> What to do
Please say whether each of these statements agrees with the text on mock test preparation. Answer yes or no for each and quote the words of the text that decide it. 1. The IIT Bombay graduate cleared CSE 2020 in his third attempt. 2. Shubham Kumar took his mocks at 10:00 AM. 3. Aditya Srivastava cleared in his second attempt.

> Document extract
══════════

Background: IIT Bombay graduate. Cleared CSE 2020 in his third attempt.

Mock approach: Shubham Kumar explicitly and repeatedly credited his increase in mock volume as one of the key differences between his unsuccessful 2nd attempt and his successful 3rd attempt. He went from approximately 20–25 mocks in his 2nd attempt to 40–45 mocks in his 3rd, with detailed post-test analysis after each. He also stated, in multiple published interviews, that:

  • Mock scores should never be used as predictors of actual performance — only as diagnostic tools
  • The analysis phase (finding out why each wrong answer was wrong) was more valuable than the test-taking itself
  • He took mocks at the actual exam time (9:30 AM) for conditioning

What changed between attempts: Not just the volume — the analysis rigour increased proportionally. 40 mocks with shallow review produced less improvement than 40 mocks with deep analysis.


Aditya Srivastava — AIR 1, CSE 2023

Background: Electrical Engineering; cleared in first attempt.

══════════

> Supplied data

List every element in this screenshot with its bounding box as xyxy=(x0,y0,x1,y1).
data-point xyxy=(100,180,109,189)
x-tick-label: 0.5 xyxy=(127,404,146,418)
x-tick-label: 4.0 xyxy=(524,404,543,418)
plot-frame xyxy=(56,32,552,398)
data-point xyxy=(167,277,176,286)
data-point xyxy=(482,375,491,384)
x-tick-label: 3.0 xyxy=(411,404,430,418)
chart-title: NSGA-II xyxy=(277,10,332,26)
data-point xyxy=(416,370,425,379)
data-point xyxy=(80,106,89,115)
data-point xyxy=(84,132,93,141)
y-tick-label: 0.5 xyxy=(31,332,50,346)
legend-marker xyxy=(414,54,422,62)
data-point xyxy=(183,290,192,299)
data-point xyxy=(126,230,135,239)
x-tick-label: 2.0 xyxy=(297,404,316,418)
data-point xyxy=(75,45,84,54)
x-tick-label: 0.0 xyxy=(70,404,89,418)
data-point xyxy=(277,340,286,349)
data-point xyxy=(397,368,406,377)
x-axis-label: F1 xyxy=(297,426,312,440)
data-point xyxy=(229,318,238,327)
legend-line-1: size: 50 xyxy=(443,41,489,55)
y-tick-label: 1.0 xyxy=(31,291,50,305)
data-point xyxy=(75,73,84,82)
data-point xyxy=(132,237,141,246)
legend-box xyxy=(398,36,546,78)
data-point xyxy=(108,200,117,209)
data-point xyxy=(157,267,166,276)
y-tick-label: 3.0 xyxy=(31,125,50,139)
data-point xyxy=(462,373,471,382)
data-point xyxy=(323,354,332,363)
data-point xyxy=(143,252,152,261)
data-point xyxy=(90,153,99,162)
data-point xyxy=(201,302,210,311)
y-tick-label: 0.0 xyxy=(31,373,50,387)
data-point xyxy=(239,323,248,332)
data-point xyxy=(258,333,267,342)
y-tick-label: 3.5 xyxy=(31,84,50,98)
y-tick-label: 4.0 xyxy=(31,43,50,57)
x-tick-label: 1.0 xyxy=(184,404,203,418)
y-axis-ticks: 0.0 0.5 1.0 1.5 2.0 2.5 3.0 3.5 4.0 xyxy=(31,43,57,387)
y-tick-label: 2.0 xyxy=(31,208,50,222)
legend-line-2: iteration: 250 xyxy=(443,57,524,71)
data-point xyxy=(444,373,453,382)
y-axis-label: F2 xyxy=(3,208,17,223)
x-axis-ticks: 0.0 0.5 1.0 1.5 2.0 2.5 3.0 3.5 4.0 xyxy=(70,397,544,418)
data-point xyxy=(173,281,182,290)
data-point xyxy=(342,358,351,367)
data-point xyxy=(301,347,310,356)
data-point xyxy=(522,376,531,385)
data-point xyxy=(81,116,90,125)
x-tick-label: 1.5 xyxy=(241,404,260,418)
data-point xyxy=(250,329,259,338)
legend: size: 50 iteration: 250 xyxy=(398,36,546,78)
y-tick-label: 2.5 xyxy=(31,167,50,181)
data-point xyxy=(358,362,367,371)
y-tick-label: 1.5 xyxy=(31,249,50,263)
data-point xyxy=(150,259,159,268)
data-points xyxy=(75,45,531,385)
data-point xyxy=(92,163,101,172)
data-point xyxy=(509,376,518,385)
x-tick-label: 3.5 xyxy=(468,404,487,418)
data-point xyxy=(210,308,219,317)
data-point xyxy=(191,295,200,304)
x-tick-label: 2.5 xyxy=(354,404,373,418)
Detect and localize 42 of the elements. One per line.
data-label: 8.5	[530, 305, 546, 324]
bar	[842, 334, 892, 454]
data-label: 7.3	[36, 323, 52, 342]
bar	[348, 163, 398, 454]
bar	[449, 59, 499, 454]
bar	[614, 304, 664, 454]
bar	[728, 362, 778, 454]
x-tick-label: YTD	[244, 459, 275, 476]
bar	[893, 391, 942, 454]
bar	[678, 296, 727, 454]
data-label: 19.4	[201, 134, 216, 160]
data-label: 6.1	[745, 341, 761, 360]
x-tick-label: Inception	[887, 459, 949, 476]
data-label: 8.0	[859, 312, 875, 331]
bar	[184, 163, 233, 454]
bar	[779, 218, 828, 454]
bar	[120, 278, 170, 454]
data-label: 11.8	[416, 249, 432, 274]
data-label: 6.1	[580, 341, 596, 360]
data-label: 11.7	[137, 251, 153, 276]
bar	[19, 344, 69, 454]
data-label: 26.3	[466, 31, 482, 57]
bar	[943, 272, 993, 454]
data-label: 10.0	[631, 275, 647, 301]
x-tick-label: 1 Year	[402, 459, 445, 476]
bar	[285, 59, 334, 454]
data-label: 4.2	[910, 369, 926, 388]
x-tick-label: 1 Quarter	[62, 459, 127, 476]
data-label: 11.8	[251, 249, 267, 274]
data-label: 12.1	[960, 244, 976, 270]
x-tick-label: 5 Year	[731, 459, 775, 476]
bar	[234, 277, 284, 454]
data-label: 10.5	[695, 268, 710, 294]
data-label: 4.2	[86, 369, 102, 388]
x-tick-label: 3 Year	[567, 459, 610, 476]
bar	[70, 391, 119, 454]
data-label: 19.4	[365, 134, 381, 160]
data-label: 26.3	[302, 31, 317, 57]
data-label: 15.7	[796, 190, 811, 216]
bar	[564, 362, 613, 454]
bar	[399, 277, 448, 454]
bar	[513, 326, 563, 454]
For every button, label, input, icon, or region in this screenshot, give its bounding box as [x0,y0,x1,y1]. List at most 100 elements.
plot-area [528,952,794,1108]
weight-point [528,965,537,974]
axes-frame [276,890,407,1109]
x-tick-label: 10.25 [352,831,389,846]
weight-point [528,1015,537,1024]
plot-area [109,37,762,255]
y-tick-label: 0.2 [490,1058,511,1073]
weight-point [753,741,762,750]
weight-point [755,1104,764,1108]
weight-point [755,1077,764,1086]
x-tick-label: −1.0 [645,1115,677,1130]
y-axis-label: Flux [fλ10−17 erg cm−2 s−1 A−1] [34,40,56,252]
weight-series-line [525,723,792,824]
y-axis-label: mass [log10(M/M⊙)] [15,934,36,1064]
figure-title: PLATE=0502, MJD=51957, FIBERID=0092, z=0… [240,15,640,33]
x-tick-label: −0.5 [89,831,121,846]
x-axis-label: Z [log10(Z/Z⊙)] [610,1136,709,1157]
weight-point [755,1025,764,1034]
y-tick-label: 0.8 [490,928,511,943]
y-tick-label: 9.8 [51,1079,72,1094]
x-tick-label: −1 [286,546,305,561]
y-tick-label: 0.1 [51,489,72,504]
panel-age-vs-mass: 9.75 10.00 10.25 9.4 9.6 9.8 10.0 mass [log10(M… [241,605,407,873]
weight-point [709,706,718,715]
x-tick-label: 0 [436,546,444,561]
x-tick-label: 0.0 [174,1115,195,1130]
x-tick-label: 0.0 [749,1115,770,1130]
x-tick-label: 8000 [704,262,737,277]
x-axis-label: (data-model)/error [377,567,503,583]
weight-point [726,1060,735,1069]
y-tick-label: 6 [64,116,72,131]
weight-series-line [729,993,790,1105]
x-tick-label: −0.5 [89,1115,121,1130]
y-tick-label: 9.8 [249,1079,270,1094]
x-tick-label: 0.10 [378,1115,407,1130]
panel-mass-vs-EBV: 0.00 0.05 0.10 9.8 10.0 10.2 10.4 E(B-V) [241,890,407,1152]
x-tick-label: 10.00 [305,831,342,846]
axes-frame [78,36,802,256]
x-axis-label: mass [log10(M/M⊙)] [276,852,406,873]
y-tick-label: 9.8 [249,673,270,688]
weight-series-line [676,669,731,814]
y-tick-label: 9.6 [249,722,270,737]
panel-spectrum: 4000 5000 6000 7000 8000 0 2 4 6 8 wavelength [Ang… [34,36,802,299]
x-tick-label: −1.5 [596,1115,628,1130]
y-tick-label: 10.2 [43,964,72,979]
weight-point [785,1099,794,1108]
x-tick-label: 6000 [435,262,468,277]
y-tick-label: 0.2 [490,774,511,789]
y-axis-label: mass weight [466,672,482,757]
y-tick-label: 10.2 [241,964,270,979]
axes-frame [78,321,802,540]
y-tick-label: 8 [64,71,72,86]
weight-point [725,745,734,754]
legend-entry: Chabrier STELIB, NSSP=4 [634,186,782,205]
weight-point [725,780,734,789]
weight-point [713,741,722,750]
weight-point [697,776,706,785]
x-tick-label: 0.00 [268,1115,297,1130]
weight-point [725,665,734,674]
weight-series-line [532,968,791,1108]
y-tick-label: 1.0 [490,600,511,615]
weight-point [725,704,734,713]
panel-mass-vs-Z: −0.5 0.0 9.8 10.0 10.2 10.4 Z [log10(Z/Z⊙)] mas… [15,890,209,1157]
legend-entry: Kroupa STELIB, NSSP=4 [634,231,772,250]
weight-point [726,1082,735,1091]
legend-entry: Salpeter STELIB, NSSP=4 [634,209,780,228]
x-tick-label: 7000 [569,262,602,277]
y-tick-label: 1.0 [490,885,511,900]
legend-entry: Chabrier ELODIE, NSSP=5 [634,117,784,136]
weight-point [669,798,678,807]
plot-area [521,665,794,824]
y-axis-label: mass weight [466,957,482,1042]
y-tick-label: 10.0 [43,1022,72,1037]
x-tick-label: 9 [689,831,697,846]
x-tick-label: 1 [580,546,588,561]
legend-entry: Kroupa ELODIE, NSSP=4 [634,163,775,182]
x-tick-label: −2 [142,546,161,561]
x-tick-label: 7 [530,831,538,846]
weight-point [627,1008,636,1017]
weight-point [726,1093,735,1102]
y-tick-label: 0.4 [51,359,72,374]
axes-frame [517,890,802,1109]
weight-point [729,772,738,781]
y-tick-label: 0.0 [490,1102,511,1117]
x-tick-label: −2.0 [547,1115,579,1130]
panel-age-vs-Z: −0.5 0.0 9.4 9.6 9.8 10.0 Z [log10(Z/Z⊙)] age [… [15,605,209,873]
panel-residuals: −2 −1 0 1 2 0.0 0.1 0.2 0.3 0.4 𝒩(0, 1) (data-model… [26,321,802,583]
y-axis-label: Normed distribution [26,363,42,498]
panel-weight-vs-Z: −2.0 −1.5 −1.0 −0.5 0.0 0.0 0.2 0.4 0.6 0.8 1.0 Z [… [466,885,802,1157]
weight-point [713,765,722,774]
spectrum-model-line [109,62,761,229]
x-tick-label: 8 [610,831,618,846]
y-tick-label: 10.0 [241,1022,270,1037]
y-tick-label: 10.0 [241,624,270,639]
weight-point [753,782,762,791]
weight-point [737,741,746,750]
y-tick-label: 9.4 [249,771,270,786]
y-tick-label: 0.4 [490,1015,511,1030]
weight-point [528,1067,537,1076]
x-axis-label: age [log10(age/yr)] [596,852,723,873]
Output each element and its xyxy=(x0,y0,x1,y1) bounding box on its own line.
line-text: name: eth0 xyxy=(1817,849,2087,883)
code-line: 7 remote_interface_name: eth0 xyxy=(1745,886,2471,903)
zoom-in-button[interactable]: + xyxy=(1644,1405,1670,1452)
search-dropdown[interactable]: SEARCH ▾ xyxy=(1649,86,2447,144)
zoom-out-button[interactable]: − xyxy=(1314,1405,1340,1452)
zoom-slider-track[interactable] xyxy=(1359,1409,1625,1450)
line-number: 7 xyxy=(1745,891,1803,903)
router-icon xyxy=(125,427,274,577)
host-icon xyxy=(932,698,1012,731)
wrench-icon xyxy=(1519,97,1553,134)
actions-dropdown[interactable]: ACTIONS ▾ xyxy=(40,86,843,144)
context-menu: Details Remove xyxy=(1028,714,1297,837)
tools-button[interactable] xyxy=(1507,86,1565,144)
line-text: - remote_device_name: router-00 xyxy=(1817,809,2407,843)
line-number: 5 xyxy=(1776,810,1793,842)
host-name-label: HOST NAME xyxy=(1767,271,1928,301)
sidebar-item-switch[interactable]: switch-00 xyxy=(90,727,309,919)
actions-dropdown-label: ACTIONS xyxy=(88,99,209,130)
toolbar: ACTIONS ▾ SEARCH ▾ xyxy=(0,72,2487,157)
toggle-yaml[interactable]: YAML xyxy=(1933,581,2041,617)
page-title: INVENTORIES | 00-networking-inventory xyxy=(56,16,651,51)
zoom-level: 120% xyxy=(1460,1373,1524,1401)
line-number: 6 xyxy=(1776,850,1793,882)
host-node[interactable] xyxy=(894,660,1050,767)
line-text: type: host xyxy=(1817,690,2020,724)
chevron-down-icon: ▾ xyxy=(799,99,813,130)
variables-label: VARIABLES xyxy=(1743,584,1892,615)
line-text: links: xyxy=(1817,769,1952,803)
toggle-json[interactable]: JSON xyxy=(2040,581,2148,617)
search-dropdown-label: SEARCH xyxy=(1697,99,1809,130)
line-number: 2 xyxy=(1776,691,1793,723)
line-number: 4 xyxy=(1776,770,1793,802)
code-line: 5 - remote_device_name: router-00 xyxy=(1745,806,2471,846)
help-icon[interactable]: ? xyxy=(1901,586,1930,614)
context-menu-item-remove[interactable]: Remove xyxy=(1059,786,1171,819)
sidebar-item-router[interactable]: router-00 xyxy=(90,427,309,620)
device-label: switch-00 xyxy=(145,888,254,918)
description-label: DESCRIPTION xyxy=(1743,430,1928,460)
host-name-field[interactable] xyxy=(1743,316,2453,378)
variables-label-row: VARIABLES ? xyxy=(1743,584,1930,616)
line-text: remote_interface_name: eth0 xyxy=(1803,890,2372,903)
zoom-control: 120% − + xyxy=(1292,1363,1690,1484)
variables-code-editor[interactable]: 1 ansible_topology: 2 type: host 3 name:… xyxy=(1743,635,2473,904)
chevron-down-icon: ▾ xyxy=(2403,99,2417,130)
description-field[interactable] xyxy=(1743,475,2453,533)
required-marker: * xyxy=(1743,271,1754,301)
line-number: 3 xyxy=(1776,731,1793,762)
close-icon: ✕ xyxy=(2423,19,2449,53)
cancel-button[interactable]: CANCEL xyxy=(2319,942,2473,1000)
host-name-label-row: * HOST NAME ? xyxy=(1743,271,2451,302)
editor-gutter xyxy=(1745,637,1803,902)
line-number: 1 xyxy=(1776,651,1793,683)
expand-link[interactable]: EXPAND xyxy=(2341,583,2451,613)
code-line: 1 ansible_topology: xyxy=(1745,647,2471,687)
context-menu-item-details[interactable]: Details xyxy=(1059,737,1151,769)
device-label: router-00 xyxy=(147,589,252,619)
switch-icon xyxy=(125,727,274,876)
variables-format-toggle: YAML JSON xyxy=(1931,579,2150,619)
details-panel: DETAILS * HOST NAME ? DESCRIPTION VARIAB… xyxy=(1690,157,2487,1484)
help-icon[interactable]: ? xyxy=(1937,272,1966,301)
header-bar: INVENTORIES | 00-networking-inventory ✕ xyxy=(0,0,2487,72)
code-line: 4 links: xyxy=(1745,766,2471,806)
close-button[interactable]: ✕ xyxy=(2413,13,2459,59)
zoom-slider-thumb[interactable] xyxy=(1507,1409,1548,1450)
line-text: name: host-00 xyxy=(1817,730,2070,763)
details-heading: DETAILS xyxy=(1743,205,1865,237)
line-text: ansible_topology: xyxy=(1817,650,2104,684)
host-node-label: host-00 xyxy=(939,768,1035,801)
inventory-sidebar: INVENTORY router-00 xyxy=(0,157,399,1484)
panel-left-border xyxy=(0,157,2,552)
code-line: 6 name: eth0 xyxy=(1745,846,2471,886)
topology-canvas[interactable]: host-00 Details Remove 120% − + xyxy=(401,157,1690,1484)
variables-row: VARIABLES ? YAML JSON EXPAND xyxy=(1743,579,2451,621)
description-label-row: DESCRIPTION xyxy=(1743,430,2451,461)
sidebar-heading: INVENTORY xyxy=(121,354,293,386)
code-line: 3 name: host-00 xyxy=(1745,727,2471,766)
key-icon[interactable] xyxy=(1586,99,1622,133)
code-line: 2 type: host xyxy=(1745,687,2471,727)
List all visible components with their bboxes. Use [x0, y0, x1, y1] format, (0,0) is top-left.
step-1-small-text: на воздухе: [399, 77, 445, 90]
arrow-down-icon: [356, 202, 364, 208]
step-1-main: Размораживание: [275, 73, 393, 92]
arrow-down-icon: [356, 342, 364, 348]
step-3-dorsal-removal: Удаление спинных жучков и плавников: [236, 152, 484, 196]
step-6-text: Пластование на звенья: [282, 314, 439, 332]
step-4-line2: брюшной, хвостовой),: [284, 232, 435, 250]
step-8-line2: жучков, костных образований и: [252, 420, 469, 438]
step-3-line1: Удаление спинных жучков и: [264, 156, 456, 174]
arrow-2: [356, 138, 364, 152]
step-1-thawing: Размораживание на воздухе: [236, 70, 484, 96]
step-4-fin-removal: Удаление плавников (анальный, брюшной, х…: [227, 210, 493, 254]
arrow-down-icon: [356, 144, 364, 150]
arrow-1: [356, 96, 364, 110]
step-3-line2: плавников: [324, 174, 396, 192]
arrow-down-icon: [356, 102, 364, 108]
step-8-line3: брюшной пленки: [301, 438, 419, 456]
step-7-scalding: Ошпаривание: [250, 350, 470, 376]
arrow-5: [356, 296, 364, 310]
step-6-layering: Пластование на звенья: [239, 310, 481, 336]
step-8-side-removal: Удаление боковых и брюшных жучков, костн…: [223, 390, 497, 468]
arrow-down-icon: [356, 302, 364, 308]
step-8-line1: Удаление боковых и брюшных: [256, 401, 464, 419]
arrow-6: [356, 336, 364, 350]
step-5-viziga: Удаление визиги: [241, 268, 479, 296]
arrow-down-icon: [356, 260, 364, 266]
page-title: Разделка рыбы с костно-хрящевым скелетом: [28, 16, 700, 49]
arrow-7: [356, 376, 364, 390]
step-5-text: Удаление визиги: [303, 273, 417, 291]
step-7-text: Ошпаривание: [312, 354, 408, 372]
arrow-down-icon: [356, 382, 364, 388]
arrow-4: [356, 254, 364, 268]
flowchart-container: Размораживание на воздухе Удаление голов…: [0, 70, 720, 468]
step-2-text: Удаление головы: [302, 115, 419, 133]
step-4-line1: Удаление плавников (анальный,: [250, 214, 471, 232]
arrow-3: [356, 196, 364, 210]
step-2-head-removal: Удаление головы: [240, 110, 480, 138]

══════════

> Result below
1. Yes: "Cleared CSE 2020 in his third attempt."
2. No: "He took mocks at the actual exam time (9:30 AM) for conditioning"
3. No: "cleared in first attempt."